──────── Recorded information
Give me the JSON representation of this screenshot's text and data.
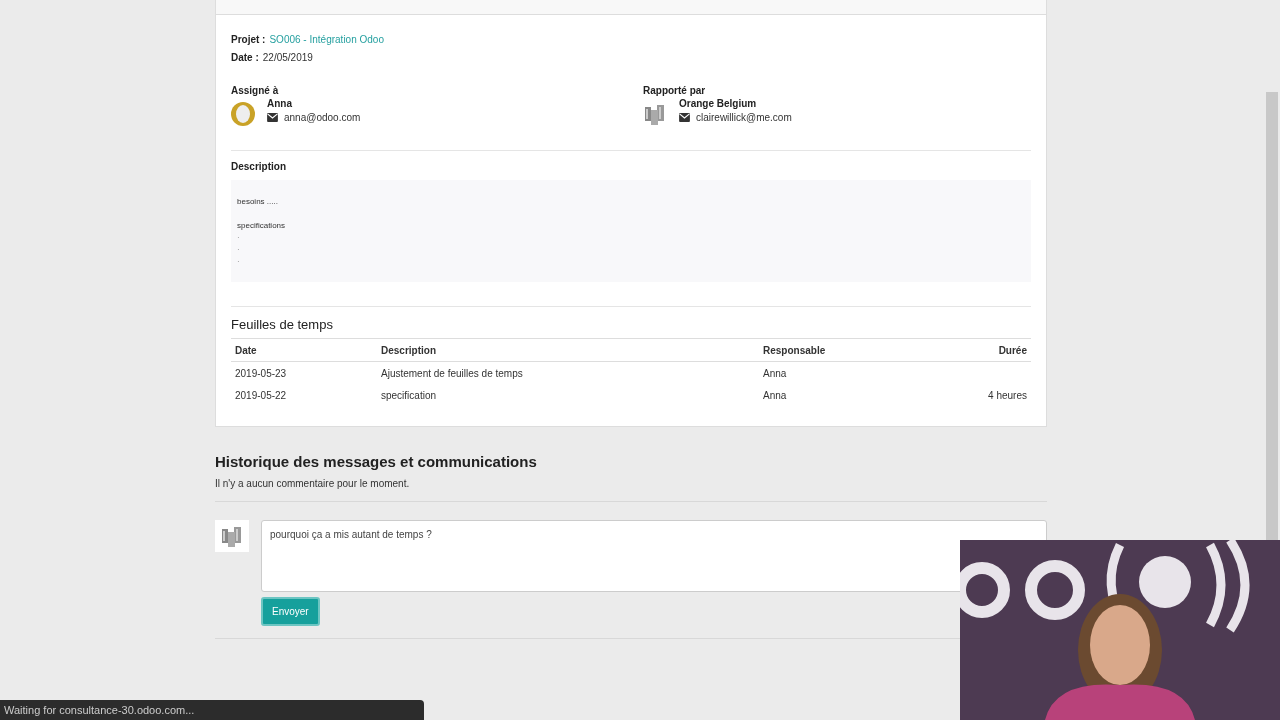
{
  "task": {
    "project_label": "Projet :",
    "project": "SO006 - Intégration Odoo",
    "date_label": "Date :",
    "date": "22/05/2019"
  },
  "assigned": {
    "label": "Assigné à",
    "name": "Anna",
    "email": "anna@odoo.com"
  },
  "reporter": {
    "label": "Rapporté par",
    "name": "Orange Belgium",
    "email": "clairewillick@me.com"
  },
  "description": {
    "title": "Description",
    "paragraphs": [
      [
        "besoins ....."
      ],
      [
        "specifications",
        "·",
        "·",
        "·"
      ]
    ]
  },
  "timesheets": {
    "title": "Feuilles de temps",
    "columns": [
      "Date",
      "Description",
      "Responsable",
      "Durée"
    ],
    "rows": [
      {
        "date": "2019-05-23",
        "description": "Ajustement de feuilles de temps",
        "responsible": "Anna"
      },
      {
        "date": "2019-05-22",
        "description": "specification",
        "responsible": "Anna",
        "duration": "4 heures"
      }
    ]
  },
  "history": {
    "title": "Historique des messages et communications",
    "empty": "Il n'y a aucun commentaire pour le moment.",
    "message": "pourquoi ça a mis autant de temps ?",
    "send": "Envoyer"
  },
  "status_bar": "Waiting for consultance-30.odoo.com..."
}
────────────────
──────── Recorded information
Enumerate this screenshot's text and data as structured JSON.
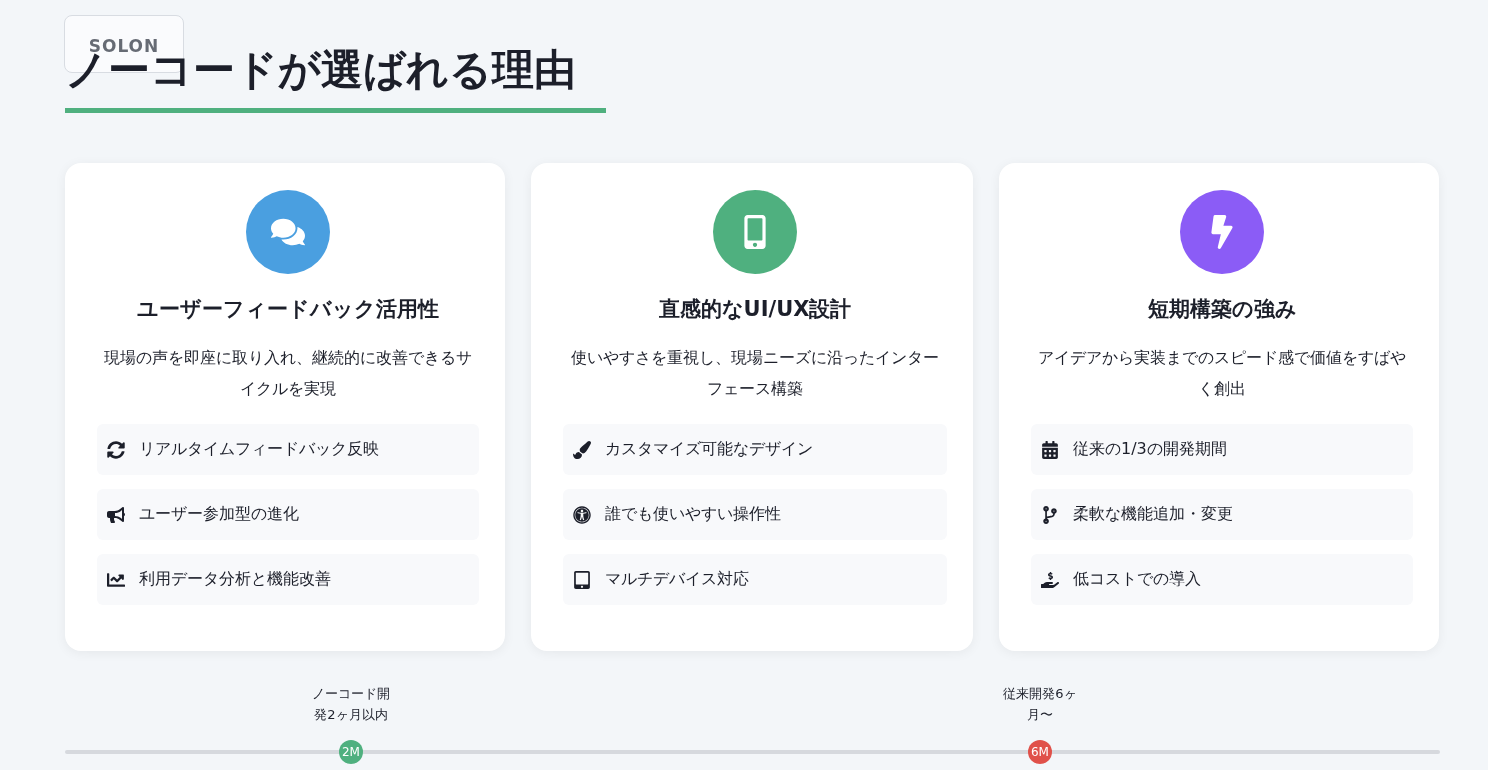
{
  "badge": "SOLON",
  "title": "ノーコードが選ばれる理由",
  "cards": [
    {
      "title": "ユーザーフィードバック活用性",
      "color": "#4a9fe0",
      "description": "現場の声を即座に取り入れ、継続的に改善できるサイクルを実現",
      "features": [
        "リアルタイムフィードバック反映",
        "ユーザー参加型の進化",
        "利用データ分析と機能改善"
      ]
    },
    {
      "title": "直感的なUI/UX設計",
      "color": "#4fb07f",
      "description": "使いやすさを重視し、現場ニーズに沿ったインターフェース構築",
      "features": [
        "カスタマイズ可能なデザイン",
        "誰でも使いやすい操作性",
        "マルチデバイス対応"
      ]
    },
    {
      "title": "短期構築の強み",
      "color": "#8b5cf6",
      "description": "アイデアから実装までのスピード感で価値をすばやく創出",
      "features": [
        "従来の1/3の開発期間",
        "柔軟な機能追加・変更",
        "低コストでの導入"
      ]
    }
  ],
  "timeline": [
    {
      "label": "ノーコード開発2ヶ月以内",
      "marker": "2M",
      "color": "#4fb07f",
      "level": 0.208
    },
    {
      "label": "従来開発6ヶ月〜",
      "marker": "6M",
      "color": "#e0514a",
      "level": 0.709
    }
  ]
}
────────────────
──────── Recorded information
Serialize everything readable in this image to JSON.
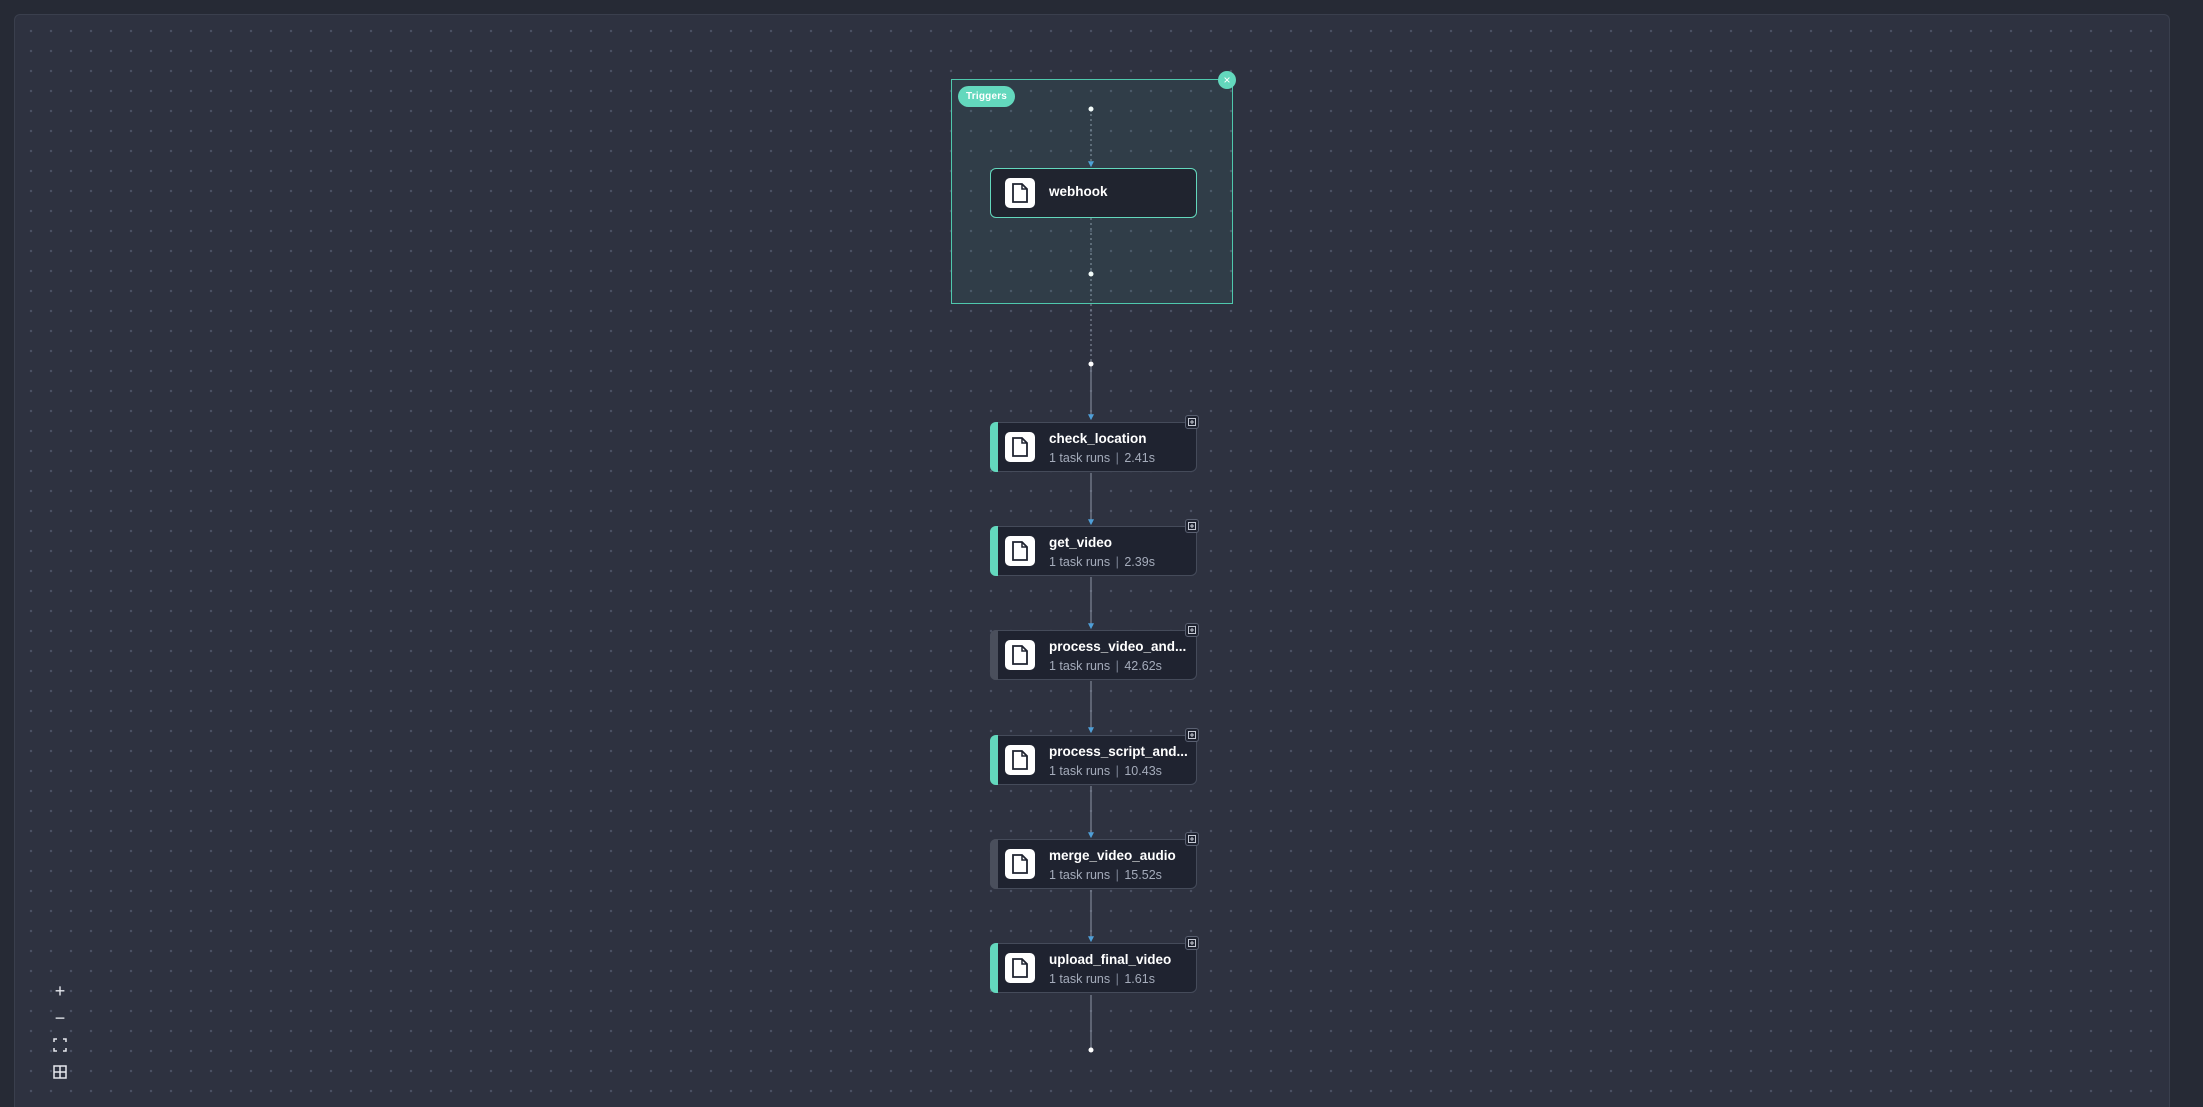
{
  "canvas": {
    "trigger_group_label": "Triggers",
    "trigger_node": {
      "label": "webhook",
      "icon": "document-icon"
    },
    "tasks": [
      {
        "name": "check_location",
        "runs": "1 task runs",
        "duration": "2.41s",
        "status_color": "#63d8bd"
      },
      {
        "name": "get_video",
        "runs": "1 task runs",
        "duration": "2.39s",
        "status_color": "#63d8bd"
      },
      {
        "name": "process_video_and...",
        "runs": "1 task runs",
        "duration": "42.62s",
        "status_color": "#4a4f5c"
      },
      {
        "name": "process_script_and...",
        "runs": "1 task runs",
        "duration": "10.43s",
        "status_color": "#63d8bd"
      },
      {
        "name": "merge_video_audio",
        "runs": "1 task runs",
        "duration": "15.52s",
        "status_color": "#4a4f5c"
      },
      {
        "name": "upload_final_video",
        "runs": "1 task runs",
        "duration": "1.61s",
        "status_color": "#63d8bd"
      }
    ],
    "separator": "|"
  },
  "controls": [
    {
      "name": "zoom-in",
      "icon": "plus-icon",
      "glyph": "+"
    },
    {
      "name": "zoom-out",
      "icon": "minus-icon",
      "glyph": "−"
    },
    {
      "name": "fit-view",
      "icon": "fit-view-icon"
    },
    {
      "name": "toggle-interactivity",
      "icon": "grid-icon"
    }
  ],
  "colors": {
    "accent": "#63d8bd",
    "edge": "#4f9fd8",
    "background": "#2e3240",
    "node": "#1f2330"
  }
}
────────────────
**Exercise instructions:**
Report the number of lines above containing the word "name", with no other text.

**Written solution:**
12